#### [WHAT YOU HAVE TO DO]
Set down exactly the lines from the one containing "Extract the chart's" through the end of the records below, both included, and nothing else.

#### [PROVIDED RECORDS]

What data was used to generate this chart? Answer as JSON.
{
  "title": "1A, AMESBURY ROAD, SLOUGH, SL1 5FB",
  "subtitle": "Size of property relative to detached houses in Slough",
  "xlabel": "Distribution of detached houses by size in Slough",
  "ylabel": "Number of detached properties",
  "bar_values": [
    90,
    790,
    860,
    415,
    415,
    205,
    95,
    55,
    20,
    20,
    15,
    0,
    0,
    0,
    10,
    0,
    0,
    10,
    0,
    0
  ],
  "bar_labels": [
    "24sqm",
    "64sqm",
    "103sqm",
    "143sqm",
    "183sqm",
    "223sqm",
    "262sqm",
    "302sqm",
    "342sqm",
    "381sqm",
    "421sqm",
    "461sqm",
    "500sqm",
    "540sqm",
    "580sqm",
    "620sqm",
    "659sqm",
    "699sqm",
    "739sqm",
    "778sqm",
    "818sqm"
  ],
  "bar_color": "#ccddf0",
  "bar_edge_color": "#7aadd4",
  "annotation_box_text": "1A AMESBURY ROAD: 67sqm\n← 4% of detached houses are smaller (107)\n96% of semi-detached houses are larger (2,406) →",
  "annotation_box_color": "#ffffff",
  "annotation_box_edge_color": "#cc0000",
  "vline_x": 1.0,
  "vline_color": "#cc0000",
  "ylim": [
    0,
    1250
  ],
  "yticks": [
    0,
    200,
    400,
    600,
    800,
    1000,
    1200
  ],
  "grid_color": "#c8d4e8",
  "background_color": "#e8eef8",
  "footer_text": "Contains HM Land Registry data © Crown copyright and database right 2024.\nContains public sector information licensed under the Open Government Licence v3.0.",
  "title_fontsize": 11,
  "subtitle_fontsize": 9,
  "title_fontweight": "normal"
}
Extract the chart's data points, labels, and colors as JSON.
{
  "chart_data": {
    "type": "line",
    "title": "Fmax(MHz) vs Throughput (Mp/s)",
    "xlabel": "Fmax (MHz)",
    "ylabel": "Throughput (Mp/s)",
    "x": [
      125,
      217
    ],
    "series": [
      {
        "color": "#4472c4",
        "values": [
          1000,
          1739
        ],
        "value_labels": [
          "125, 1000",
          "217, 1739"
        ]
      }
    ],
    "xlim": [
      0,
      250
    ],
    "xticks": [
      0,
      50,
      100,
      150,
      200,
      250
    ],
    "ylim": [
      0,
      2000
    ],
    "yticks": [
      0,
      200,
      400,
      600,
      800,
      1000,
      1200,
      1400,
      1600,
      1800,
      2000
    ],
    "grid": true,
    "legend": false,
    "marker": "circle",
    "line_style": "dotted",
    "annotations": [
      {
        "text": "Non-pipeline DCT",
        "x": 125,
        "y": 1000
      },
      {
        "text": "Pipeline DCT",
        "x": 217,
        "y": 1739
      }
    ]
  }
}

#### [TASK OUTPUT]
Extract the chart's data points, labels, and colors as JSON.
{
  "chart_data": {
    "type": "line",
    "title": "Fmax(MHz) vs Throughput (Mp/s)",
    "xlabel": "Fmax (MHz)",
    "ylabel": "Throughput (Mp/s)",
    "x": [
      125,
      217
    ],
    "series": [
      {
        "color": "#4472c4",
        "values": [
          1000,
          1739
        ],
        "value_labels": [
          "125, 1000",
          "217, 1739"
        ]
      }
    ],
    "xlim": [
      0,
      250
    ],
    "xticks": [
      0,
      50,
      100,
      150,
      200,
      250
    ],
    "ylim": [
      0,
      2000
    ],
    "yticks": [
      0,
      200,
      400,
      600,
      800,
      1000,
      1200,
      1400,
      1600,
      1800,
      2000
    ],
    "grid": true,
    "legend": false,
    "marker": "circle",
    "line_style": "dotted",
    "annotations": [
      {
        "text": "Non-pipeline DCT",
        "x": 125,
        "y": 1000
      },
      {
        "text": "Pipeline DCT",
        "x": 217,
        "y": 1739
      }
    ]
  }
}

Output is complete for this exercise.